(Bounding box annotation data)
——————————

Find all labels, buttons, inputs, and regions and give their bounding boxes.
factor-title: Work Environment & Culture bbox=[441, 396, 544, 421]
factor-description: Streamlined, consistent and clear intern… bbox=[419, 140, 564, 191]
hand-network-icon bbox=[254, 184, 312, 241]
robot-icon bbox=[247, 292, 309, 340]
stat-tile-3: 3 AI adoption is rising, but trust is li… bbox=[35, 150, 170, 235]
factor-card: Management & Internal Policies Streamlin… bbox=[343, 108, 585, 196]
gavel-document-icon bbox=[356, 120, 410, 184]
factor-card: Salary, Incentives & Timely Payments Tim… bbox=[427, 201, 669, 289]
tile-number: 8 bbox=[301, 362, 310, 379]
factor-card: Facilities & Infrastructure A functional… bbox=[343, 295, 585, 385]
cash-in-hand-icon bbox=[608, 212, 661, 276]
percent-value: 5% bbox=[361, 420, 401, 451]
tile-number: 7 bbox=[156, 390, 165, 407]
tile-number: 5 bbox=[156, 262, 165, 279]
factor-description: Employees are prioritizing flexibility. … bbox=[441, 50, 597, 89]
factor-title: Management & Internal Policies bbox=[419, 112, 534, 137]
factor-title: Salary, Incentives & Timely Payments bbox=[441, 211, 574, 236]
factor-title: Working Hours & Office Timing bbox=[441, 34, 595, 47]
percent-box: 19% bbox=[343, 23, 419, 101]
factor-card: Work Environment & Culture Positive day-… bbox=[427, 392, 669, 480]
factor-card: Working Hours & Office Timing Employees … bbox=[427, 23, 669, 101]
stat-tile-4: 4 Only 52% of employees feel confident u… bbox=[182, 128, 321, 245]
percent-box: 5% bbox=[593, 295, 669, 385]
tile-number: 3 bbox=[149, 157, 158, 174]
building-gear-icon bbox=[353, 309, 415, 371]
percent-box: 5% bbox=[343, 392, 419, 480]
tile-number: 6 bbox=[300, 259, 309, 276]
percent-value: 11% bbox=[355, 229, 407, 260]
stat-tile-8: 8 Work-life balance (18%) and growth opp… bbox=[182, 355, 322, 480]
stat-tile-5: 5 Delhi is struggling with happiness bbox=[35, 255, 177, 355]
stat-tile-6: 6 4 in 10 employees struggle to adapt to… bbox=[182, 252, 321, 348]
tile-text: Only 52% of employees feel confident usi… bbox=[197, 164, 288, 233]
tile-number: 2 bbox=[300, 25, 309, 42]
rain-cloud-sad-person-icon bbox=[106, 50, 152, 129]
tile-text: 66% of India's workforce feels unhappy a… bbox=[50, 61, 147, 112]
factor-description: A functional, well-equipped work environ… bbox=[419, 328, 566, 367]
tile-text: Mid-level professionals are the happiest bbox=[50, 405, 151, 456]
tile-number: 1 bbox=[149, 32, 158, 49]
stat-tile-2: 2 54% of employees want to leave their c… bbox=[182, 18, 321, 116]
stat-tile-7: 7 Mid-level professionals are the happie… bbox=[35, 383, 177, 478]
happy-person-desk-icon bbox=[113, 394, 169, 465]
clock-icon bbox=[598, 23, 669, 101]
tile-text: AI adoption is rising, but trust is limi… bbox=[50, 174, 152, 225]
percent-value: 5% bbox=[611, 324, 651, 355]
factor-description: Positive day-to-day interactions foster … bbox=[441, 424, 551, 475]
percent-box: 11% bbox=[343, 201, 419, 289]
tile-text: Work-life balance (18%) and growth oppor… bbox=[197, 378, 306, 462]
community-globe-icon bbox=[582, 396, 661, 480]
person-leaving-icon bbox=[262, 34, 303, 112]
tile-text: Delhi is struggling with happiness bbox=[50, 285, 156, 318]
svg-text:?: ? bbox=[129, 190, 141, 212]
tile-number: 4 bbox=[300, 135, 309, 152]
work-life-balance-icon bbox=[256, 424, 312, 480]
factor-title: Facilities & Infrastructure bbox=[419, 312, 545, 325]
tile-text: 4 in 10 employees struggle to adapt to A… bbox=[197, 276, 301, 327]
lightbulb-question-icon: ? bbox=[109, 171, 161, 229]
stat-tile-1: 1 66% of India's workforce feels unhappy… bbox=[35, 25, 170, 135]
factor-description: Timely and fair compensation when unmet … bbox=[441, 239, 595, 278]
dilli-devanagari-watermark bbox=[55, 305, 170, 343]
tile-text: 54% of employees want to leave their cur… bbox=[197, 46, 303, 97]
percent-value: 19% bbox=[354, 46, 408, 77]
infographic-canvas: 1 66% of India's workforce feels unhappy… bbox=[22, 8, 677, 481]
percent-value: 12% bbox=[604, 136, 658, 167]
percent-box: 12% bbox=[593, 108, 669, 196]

——————————

● Task prompt:
Turn the listing above into a numbered list with one entry per line, and drop any blank lines.

● The response:
1. Find all labels, buttons, inputs, and regions and give their bounding boxes.
2. factor-title: Work Environment & Culture bbox=[441, 396, 544, 421]
3. factor-description: Streamlined, consistent and clear intern… bbox=[419, 140, 564, 191]
4. hand-network-icon bbox=[254, 184, 312, 241]
5. robot-icon bbox=[247, 292, 309, 340]
6. stat-tile-3: 3 AI adoption is rising, but trust is li… bbox=[35, 150, 170, 235]
7. factor-card: Management & Internal Policies Streamlin… bbox=[343, 108, 585, 196]
8. gavel-document-icon bbox=[356, 120, 410, 184]
9. factor-card: Salary, Incentives & Timely Payments Tim… bbox=[427, 201, 669, 289]
10. tile-number: 8 bbox=[301, 362, 310, 379]
11. factor-card: Facilities & Infrastructure A functional… bbox=[343, 295, 585, 385]
12. cash-in-hand-icon bbox=[608, 212, 661, 276]
13. percent-value: 5% bbox=[361, 420, 401, 451]
14. tile-number: 7 bbox=[156, 390, 165, 407]
15. tile-number: 5 bbox=[156, 262, 165, 279]
16. factor-description: Employees are prioritizing flexibility. … bbox=[441, 50, 597, 89]
17. factor-title: Management & Internal Policies bbox=[419, 112, 534, 137]
18. factor-title: Salary, Incentives & Timely Payments bbox=[441, 211, 574, 236]
19. factor-title: Working Hours & Office Timing bbox=[441, 34, 595, 47]
20. percent-box: 19% bbox=[343, 23, 419, 101]
21. factor-card: Work Environment & Culture Positive day-… bbox=[427, 392, 669, 480]
22. factor-card: Working Hours & Office Timing Employees … bbox=[427, 23, 669, 101]
23. stat-tile-4: 4 Only 52% of employees feel confident u… bbox=[182, 128, 321, 245]
24. percent-box: 5% bbox=[593, 295, 669, 385]
25. tile-number: 3 bbox=[149, 157, 158, 174]
26. building-gear-icon bbox=[353, 309, 415, 371]
27. percent-box: 5% bbox=[343, 392, 419, 480]
28. tile-number: 6 bbox=[300, 259, 309, 276]
29. percent-value: 11% bbox=[355, 229, 407, 260]
30. stat-tile-8: 8 Work-life balance (18%) and growth opp… bbox=[182, 355, 322, 480]
31. stat-tile-5: 5 Delhi is struggling with happiness bbox=[35, 255, 177, 355]
32. stat-tile-6: 6 4 in 10 employees struggle to adapt to… bbox=[182, 252, 321, 348]
33. tile-text: Only 52% of employees feel confident usi… bbox=[197, 164, 288, 233]
34. tile-number: 2 bbox=[300, 25, 309, 42]
35. rain-cloud-sad-person-icon bbox=[106, 50, 152, 129]
36. tile-text: 66% of India's workforce feels unhappy a… bbox=[50, 61, 147, 112]
37. factor-description: A functional, well-equipped work environ… bbox=[419, 328, 566, 367]
38. tile-text: Mid-level professionals are the happiest bbox=[50, 405, 151, 456]
39. tile-number: 1 bbox=[149, 32, 158, 49]
40. stat-tile-2: 2 54% of employees want to leave their c… bbox=[182, 18, 321, 116]
41. stat-tile-7: 7 Mid-level professionals are the happie… bbox=[35, 383, 177, 478]
42. happy-person-desk-icon bbox=[113, 394, 169, 465]
43. clock-icon bbox=[598, 23, 669, 101]
44. tile-text: AI adoption is rising, but trust is limi… bbox=[50, 174, 152, 225]
45. percent-value: 5% bbox=[611, 324, 651, 355]
46. factor-description: Positive day-to-day interactions foster … bbox=[441, 424, 551, 475]
47. percent-box: 11% bbox=[343, 201, 419, 289]
48. tile-text: Work-life balance (18%) and growth oppor… bbox=[197, 378, 306, 462]
49. community-globe-icon bbox=[582, 396, 661, 480]
50. person-leaving-icon bbox=[262, 34, 303, 112]
51. tile-text: Delhi is struggling with happiness bbox=[50, 285, 156, 318]
52. svg-text:?: ? bbox=[129, 190, 141, 212]
53. tile-number: 4 bbox=[300, 135, 309, 152]
54. work-life-balance-icon bbox=[256, 424, 312, 480]
55. factor-title: Facilities & Infrastructure bbox=[419, 312, 545, 325]
56. tile-text: 4 in 10 employees struggle to adapt to A… bbox=[197, 276, 301, 327]
57. lightbulb-question-icon: ? bbox=[109, 171, 161, 229]
58. stat-tile-1: 1 66% of India's workforce feels unhappy… bbox=[35, 25, 170, 135]
59. factor-description: Timely and fair compensation when unmet … bbox=[441, 239, 595, 278]
60. dilli-devanagari-watermark bbox=[55, 305, 170, 343]
61. tile-text: 54% of employees want to leave their cur… bbox=[197, 46, 303, 97]
62. percent-value: 19% bbox=[354, 46, 408, 77]
63. infographic-canvas: 1 66% of India's workforce feels unhappy… bbox=[22, 8, 677, 481]
64. percent-value: 12% bbox=[604, 136, 658, 167]
65. percent-box: 12% bbox=[593, 108, 669, 196]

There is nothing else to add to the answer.